Below are the records; locate each line with the word "Zuverlässigkeitsüberwachung" and copy it.

:::::

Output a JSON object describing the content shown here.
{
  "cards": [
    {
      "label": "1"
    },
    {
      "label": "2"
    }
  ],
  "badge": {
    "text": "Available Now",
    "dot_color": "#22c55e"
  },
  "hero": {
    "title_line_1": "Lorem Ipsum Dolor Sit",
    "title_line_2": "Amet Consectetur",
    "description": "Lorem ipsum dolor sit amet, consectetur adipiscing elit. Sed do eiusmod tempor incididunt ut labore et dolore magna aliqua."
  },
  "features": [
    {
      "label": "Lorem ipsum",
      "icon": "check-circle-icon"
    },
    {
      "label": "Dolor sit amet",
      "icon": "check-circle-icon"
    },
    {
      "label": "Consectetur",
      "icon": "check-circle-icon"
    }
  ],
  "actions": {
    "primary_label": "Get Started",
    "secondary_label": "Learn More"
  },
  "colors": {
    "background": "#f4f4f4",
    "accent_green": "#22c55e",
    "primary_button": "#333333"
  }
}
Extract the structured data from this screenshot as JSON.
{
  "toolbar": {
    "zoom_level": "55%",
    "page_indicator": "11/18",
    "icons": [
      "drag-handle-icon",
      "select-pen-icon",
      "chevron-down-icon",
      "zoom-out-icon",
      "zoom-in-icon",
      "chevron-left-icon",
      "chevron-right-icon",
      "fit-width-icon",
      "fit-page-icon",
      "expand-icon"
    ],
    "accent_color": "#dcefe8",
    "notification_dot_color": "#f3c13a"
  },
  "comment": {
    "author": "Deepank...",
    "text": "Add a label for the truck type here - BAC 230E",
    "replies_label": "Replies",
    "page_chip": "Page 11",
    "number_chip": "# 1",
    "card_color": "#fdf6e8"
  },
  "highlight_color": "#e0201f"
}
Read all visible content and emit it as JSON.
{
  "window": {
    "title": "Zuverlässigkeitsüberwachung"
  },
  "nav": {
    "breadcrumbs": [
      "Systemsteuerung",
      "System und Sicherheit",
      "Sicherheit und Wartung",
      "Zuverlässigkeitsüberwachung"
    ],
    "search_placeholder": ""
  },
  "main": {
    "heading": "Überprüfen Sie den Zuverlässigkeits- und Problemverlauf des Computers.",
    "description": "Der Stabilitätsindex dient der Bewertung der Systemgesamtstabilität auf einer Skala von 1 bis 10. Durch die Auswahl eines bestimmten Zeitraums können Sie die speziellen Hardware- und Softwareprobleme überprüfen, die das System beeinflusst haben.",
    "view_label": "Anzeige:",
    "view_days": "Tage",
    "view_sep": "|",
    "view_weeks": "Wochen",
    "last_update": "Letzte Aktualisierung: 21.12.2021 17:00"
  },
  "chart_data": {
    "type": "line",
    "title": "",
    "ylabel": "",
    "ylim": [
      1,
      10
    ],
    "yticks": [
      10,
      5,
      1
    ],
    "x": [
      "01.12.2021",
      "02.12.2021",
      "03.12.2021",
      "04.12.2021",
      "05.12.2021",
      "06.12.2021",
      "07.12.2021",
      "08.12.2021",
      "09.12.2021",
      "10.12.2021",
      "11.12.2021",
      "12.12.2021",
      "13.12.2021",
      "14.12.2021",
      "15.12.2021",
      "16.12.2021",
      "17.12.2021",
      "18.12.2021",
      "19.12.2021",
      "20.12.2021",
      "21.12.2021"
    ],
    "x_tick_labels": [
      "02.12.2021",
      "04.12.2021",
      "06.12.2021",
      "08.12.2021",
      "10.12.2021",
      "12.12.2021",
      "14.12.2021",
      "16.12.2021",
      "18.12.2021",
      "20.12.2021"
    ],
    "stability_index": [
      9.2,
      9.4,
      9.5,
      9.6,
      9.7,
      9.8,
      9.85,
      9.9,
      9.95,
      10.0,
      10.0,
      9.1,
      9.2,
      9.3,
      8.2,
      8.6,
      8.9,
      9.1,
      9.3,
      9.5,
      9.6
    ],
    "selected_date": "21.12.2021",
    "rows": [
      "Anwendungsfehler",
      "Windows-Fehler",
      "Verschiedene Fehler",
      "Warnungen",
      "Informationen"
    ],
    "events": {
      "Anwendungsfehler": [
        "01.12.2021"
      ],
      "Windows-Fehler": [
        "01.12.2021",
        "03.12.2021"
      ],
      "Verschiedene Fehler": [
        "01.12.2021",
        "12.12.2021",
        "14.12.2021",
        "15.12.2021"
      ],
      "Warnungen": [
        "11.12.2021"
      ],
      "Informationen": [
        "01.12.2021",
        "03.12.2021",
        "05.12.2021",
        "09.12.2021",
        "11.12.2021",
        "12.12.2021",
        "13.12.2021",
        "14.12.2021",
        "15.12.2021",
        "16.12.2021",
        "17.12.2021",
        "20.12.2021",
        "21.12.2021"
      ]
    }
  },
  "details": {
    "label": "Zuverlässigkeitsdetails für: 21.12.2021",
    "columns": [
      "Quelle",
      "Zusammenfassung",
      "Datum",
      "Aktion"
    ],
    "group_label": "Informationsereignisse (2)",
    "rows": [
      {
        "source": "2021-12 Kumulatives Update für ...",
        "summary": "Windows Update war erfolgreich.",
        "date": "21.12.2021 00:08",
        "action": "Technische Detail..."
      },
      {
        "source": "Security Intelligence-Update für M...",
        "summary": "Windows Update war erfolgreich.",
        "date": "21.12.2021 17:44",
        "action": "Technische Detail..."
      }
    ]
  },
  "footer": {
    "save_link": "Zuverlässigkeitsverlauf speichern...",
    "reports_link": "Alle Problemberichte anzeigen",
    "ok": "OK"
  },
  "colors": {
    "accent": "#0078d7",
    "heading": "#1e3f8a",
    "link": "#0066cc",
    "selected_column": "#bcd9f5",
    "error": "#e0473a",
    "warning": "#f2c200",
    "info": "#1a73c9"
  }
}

:::::

Final result:
    "title": "Zuverlässigkeitsüberwachung"
      "Zuverlässigkeitsüberwachung"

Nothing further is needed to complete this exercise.